(Dataset entries)
## start

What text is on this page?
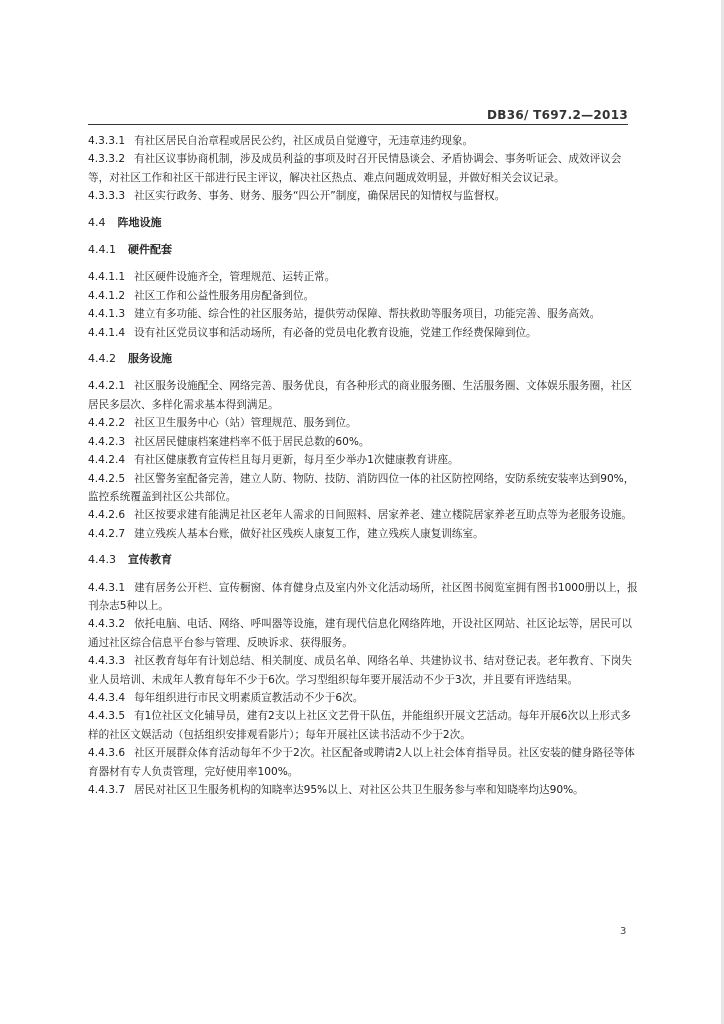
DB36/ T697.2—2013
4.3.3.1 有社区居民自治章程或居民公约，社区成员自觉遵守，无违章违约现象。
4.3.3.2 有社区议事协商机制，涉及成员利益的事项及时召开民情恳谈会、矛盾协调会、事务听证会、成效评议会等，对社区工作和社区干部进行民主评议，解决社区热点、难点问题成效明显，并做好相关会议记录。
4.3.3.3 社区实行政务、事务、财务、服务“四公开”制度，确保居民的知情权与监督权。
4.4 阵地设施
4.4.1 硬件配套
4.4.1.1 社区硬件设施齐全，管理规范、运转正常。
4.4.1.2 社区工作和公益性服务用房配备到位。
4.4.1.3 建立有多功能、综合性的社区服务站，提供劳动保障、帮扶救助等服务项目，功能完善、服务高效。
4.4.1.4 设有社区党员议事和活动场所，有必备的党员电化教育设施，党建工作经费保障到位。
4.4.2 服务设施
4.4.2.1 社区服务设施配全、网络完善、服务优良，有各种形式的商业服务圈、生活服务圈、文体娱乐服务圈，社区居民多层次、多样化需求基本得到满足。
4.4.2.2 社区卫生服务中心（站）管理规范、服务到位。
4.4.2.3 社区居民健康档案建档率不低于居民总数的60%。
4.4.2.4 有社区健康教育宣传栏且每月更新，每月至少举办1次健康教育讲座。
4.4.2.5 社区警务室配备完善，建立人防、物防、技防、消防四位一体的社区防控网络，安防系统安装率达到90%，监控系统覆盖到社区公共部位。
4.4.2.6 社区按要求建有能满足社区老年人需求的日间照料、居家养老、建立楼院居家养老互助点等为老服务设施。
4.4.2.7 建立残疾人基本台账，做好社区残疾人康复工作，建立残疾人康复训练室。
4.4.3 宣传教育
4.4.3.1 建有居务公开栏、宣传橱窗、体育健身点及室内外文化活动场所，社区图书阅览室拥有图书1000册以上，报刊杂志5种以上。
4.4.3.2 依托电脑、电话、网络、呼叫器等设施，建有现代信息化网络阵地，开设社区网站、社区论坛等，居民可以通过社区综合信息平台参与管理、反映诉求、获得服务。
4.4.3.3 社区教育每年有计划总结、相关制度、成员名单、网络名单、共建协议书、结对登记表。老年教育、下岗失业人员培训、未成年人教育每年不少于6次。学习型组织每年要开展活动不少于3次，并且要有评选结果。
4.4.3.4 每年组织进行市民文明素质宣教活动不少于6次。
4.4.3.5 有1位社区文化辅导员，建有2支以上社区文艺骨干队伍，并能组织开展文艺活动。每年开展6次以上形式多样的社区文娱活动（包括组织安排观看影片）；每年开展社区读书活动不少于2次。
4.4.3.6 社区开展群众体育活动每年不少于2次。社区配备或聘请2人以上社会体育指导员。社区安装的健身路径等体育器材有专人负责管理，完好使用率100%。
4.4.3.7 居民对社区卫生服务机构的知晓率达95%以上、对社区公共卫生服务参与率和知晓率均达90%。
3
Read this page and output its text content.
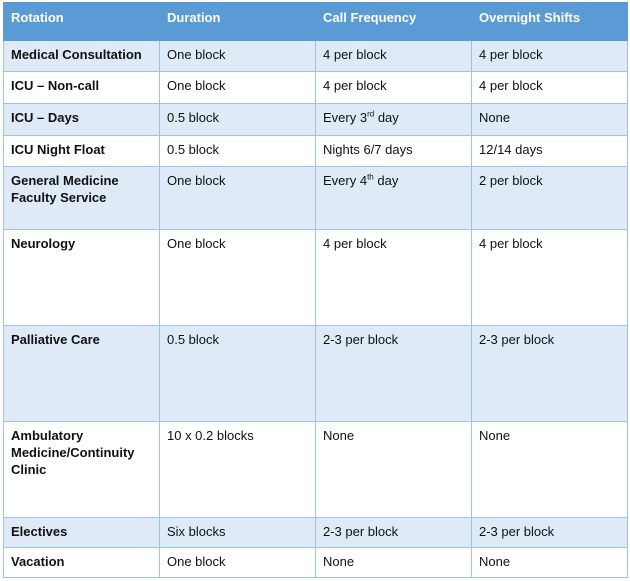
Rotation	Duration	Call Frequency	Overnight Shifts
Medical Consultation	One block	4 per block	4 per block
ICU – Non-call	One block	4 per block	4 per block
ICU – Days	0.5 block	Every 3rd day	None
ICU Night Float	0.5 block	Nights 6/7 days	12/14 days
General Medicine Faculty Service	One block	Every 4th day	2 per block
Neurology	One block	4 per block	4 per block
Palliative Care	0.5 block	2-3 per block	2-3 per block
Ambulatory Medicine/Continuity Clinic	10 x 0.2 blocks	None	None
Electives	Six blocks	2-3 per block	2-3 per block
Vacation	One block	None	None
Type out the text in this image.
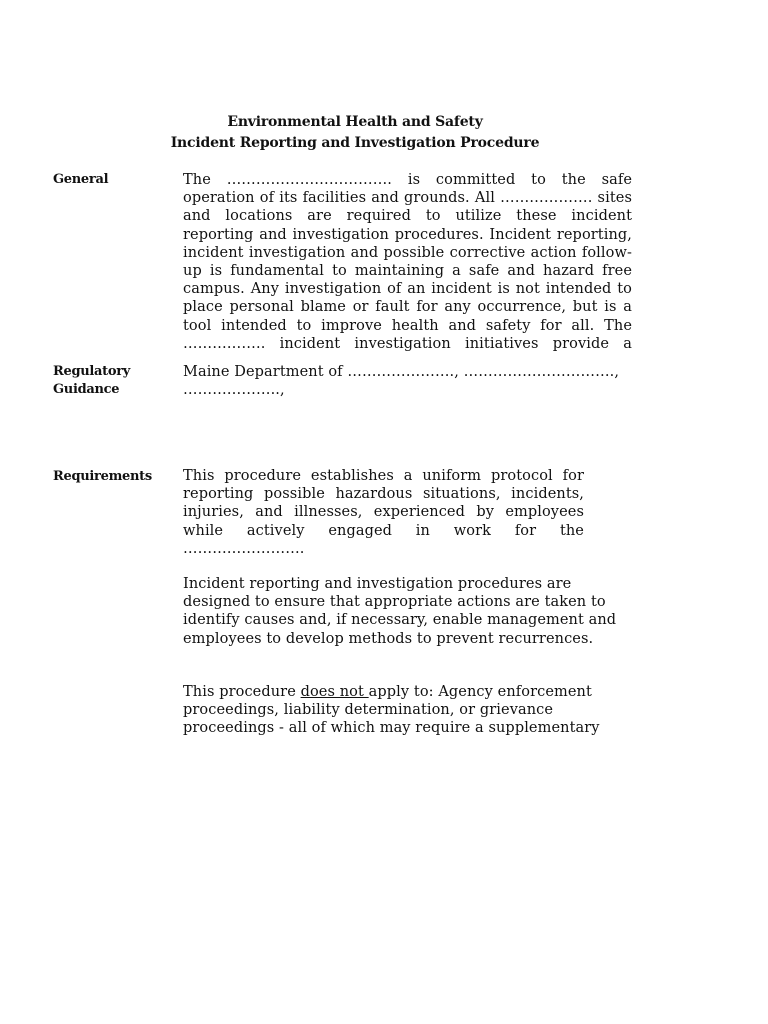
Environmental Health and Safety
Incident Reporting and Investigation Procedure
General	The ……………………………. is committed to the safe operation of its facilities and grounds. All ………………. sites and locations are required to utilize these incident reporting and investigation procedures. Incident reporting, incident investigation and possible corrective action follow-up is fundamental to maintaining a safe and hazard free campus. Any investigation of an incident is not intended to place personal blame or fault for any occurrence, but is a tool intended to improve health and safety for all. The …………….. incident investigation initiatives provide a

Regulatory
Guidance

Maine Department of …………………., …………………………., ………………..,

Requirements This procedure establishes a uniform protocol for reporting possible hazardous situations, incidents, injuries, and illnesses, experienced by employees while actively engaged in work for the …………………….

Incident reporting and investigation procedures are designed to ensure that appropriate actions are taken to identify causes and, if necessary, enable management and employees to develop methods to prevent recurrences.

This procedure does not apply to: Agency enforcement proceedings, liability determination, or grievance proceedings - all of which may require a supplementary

## end
## start

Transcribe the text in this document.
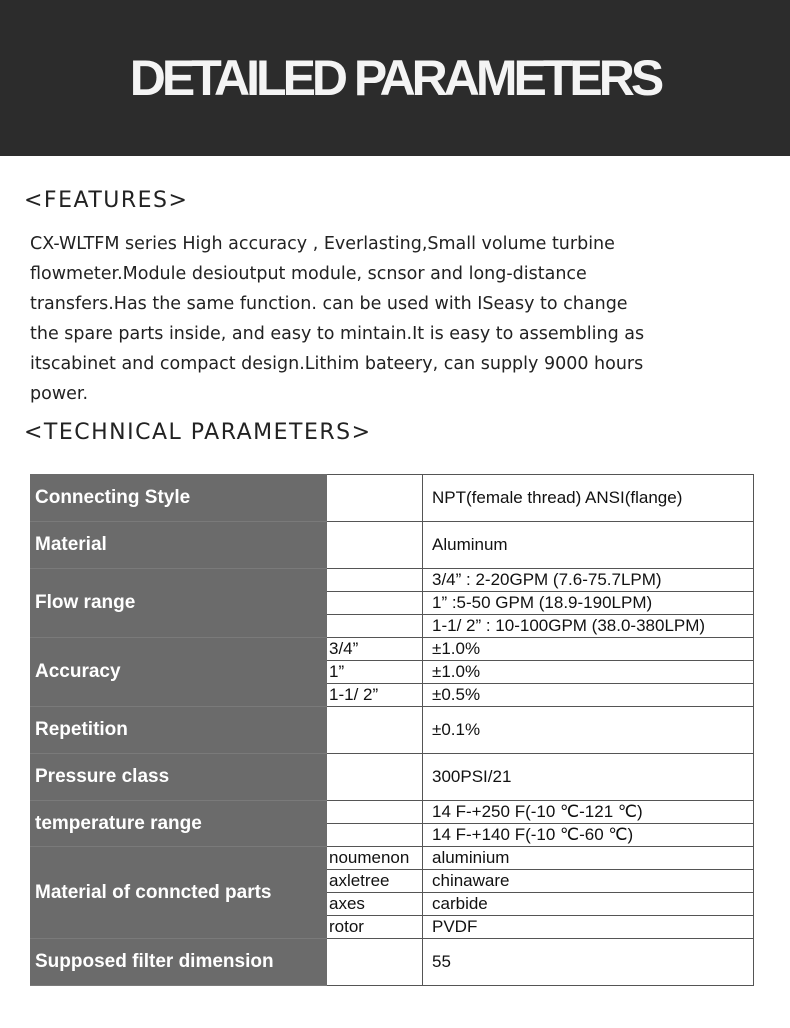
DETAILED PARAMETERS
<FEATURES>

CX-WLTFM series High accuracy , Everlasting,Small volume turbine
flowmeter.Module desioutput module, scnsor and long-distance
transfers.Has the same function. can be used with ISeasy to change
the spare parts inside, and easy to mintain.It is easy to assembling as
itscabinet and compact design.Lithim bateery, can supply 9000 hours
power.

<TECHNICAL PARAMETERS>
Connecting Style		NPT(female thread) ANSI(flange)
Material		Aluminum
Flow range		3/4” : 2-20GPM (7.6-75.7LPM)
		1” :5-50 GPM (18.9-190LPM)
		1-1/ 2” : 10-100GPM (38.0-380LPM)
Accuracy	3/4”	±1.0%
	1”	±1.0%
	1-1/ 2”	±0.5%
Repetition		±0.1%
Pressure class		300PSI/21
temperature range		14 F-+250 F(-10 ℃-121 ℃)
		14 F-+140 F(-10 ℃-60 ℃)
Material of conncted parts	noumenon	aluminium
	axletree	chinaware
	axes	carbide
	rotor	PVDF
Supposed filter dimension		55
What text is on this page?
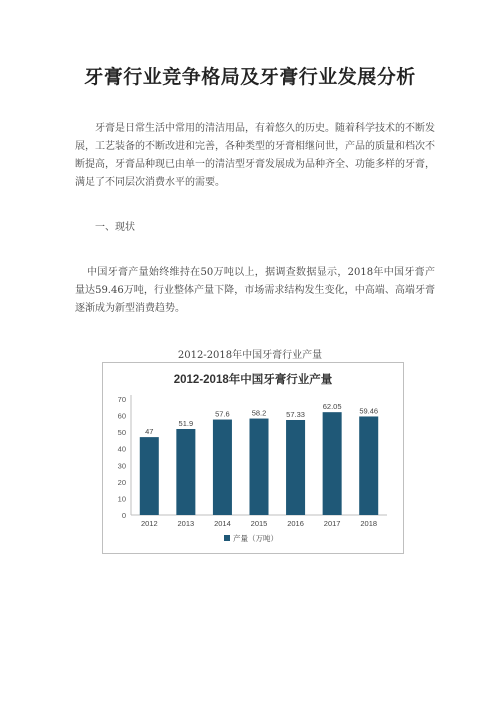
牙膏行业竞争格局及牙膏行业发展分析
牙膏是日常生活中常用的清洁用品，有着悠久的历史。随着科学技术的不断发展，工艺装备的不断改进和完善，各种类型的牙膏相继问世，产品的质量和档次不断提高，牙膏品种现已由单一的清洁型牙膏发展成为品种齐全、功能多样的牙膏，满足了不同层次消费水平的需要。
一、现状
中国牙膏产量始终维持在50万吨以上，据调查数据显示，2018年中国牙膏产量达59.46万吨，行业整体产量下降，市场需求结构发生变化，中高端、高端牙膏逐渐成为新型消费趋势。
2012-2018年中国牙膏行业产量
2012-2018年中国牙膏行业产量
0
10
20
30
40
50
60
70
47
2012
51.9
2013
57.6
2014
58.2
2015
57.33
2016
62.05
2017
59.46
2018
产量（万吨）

## end
## start

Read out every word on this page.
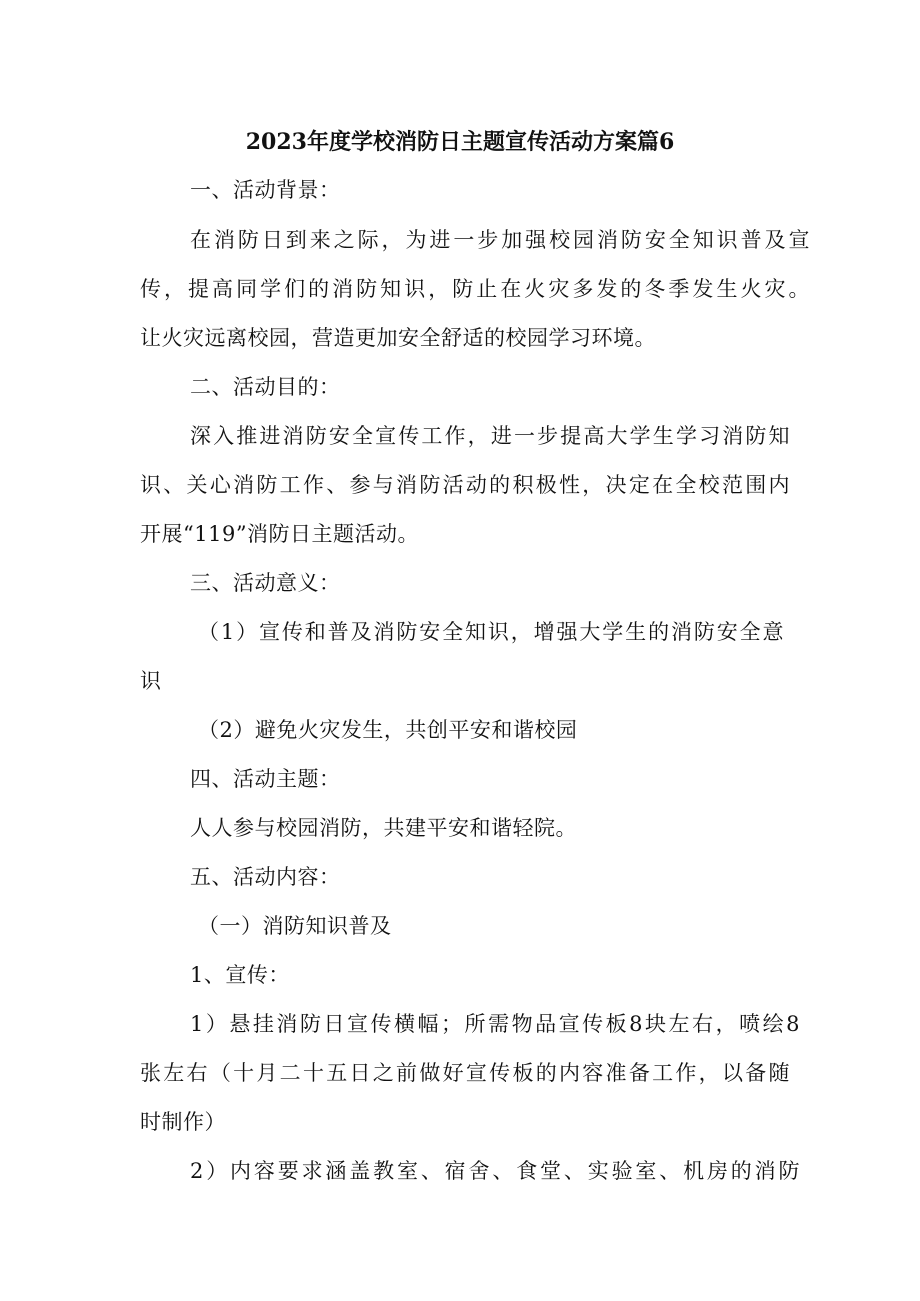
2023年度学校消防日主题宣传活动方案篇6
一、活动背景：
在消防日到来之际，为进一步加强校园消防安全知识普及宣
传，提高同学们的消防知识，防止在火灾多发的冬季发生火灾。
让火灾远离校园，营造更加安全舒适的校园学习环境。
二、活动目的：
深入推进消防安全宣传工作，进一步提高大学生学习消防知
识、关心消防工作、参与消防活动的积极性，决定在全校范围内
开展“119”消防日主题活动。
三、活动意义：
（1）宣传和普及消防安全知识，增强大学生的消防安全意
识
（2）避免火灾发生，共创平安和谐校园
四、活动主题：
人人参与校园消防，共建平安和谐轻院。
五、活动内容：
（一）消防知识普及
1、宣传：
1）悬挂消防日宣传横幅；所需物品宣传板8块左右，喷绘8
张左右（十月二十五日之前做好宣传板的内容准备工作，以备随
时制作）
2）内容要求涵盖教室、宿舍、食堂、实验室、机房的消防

## end

Gather from the records above every line containing the string "Medicine".

General Medicine Faculty Service	One block	Every 4th day	2 per block
Ambulatory Medicine/Continuity Clinic	10 x 0.2 blocks	None	None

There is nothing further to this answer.